*Rows*.

══════════

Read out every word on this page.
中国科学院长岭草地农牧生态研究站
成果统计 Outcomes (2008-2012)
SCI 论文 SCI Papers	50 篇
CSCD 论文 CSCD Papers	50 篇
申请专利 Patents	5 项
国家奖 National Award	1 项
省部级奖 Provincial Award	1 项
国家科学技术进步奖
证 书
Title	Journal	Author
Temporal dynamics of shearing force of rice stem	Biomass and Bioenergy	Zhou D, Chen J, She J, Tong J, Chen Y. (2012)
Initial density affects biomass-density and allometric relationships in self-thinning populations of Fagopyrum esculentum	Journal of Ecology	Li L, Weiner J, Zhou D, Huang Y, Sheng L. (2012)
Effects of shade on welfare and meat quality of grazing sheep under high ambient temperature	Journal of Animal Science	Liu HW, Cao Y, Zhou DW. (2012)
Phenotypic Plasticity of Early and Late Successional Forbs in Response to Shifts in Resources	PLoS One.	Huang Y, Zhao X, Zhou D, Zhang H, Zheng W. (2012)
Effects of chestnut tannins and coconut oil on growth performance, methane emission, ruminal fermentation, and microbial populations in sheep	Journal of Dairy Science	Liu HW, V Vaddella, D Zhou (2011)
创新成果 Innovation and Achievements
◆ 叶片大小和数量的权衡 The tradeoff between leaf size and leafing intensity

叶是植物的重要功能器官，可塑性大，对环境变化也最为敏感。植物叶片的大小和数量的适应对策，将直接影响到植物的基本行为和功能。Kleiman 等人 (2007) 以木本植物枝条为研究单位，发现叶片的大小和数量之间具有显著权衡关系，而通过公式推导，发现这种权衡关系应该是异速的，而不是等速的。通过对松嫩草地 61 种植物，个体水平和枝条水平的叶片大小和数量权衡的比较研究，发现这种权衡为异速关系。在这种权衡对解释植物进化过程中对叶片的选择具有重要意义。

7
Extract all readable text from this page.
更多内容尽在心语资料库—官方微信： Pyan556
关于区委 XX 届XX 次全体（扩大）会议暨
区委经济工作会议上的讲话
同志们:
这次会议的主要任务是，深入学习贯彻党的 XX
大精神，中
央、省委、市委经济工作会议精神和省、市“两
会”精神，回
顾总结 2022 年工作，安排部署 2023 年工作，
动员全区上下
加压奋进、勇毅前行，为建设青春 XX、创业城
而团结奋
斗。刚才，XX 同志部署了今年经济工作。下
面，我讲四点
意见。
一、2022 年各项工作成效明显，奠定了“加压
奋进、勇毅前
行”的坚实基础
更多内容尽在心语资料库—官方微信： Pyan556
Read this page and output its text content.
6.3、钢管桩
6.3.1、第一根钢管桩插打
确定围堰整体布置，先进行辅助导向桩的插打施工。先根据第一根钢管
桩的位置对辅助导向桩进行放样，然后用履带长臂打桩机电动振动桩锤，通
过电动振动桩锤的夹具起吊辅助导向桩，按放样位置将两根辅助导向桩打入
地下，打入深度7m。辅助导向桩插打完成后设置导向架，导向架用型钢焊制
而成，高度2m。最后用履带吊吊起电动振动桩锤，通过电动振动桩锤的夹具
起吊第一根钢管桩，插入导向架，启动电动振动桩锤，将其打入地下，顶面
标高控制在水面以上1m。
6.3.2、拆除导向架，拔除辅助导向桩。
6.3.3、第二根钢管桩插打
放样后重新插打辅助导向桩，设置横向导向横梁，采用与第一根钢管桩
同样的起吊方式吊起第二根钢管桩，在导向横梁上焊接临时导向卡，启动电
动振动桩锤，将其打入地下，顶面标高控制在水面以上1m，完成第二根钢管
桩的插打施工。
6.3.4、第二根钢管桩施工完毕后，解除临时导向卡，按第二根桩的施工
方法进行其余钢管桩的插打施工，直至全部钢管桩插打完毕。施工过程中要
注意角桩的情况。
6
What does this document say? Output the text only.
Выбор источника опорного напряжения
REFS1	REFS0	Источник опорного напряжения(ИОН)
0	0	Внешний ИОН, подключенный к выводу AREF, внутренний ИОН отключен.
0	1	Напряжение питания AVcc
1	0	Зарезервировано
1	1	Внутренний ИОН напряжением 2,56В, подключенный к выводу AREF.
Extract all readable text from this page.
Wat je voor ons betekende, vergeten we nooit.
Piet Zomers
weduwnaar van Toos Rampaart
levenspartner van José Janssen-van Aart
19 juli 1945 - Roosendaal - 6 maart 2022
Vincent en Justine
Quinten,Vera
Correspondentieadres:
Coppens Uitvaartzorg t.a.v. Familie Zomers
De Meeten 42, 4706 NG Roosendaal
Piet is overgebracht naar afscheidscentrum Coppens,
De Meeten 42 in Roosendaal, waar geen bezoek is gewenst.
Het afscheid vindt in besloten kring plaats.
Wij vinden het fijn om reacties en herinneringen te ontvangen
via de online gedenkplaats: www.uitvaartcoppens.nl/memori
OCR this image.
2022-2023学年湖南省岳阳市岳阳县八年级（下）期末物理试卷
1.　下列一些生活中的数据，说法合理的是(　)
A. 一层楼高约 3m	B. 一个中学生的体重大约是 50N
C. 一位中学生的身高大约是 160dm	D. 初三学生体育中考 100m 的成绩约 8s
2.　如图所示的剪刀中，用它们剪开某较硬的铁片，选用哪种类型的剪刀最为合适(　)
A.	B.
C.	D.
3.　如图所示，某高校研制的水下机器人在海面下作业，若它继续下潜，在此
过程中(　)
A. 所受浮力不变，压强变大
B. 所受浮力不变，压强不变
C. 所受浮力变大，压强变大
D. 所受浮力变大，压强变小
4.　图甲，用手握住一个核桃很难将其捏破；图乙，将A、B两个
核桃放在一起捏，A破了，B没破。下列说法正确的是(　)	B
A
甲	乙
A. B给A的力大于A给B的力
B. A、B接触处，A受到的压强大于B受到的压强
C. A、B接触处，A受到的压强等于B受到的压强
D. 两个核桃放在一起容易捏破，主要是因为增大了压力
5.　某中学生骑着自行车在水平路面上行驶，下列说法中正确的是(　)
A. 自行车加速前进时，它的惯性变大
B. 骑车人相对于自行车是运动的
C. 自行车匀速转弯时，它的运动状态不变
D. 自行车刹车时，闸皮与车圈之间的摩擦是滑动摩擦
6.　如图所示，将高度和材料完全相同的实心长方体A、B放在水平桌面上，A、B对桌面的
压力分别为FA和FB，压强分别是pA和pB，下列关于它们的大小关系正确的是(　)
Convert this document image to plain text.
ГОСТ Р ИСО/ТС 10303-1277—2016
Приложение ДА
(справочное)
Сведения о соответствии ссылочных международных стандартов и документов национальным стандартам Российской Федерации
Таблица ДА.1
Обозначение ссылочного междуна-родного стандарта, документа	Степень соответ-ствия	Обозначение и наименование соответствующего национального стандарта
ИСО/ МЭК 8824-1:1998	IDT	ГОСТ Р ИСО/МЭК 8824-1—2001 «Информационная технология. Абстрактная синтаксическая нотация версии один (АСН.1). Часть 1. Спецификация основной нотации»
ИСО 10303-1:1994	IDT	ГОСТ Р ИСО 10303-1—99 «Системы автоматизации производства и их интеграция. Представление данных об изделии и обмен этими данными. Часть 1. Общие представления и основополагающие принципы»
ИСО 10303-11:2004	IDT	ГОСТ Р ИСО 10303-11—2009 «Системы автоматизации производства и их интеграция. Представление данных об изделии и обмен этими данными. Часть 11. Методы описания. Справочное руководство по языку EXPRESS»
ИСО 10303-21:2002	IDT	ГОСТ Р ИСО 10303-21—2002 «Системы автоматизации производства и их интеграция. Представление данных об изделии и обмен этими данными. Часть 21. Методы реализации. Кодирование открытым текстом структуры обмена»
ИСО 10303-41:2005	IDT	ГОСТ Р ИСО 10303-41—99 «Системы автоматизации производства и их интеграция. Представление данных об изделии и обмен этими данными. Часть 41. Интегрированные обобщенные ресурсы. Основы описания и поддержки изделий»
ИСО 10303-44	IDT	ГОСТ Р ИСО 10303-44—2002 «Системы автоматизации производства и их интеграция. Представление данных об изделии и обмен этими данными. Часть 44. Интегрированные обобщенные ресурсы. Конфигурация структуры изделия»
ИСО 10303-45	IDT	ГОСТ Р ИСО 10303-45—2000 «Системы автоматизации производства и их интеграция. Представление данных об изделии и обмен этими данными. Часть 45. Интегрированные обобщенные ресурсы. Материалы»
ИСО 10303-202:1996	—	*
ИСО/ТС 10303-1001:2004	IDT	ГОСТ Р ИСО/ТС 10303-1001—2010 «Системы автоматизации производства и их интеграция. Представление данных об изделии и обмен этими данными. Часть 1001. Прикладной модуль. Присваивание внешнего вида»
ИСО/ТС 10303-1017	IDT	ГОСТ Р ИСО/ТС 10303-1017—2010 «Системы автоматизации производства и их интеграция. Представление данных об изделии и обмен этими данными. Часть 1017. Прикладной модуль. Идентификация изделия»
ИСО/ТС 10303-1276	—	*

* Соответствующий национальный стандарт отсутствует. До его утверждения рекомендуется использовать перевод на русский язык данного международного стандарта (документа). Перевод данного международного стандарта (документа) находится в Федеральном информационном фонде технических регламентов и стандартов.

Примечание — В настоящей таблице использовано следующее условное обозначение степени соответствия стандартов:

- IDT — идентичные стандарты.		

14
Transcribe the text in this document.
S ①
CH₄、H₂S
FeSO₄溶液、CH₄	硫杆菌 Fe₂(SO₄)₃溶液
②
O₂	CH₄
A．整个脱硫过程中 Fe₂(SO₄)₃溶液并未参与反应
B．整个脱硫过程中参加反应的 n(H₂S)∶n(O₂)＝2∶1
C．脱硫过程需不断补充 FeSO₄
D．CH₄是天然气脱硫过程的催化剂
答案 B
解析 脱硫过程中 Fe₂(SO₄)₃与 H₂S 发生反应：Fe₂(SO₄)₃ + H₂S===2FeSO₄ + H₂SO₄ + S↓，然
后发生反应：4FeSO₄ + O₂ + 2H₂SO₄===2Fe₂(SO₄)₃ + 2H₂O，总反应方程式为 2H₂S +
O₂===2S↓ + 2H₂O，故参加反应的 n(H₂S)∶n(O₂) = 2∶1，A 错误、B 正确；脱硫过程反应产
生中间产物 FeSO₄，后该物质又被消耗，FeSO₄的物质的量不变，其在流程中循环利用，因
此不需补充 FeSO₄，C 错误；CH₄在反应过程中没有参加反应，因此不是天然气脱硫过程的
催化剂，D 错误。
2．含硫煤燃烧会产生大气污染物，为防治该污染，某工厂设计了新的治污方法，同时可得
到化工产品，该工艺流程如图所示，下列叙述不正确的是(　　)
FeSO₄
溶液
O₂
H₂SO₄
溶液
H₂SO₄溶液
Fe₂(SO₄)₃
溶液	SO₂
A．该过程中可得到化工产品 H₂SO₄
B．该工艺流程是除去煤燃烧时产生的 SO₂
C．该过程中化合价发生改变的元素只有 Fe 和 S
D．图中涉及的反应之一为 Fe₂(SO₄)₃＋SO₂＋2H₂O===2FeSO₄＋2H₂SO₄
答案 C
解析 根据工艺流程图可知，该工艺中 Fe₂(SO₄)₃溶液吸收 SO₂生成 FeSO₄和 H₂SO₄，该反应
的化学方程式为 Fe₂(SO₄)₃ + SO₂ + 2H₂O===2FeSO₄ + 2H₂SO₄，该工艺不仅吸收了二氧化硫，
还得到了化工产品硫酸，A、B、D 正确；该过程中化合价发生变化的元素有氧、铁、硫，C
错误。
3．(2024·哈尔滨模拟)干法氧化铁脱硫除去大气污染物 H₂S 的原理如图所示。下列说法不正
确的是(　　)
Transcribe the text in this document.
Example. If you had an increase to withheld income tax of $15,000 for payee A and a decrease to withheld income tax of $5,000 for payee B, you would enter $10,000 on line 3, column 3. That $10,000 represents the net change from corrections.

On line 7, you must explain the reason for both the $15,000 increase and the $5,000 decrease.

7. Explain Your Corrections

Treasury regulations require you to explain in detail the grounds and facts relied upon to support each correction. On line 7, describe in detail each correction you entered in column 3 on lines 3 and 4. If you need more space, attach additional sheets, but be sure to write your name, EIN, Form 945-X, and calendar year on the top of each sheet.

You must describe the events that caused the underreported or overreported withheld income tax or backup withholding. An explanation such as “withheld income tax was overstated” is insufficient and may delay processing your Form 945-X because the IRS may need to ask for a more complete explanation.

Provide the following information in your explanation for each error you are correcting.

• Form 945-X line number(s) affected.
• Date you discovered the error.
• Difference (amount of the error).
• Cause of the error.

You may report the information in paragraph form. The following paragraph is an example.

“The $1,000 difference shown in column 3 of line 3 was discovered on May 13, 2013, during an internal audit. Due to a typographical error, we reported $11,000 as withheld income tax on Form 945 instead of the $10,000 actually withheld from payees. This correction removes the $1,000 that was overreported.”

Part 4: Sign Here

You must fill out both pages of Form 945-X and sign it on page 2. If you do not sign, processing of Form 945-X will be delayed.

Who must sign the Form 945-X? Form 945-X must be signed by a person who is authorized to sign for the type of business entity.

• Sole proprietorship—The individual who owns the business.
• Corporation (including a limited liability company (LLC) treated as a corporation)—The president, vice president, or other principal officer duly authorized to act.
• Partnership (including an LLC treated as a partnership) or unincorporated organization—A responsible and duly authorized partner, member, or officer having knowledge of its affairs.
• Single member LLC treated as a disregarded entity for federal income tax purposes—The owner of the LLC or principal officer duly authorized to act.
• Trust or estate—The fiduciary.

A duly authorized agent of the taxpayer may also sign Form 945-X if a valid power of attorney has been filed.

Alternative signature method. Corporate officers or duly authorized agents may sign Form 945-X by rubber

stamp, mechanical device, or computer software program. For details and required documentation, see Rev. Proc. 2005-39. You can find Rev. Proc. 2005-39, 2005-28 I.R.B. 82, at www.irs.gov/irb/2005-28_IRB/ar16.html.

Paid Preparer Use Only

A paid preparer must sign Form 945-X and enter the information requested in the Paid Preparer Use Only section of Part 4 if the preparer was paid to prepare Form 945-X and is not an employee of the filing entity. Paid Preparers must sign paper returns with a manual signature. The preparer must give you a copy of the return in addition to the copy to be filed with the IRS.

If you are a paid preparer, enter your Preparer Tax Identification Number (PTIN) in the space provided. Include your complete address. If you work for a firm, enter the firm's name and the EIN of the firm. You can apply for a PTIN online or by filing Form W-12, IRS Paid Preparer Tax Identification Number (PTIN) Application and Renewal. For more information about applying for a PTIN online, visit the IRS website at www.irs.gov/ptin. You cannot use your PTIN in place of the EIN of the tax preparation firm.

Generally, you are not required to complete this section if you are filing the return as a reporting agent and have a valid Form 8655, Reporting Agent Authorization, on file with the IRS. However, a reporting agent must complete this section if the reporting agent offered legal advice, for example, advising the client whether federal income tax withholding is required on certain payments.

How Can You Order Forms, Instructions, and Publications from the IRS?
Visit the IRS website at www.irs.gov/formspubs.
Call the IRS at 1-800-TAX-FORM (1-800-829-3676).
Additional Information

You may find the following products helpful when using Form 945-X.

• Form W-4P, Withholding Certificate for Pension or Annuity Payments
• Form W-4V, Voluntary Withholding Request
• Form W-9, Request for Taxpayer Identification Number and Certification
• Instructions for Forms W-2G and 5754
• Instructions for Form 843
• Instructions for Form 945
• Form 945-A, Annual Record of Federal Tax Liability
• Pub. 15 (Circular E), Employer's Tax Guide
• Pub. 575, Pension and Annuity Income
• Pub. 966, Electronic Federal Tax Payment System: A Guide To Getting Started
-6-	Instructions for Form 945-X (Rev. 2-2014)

══════════

*Work instructions*.
Return the lines of the records that include the string "business".

*Answer to this problem*.
Who must sign the Form 945-X? Form 945-X must be signed by a person who is authorized to sign for the type of business entity.
• Sole proprietorship—The individual who owns the business.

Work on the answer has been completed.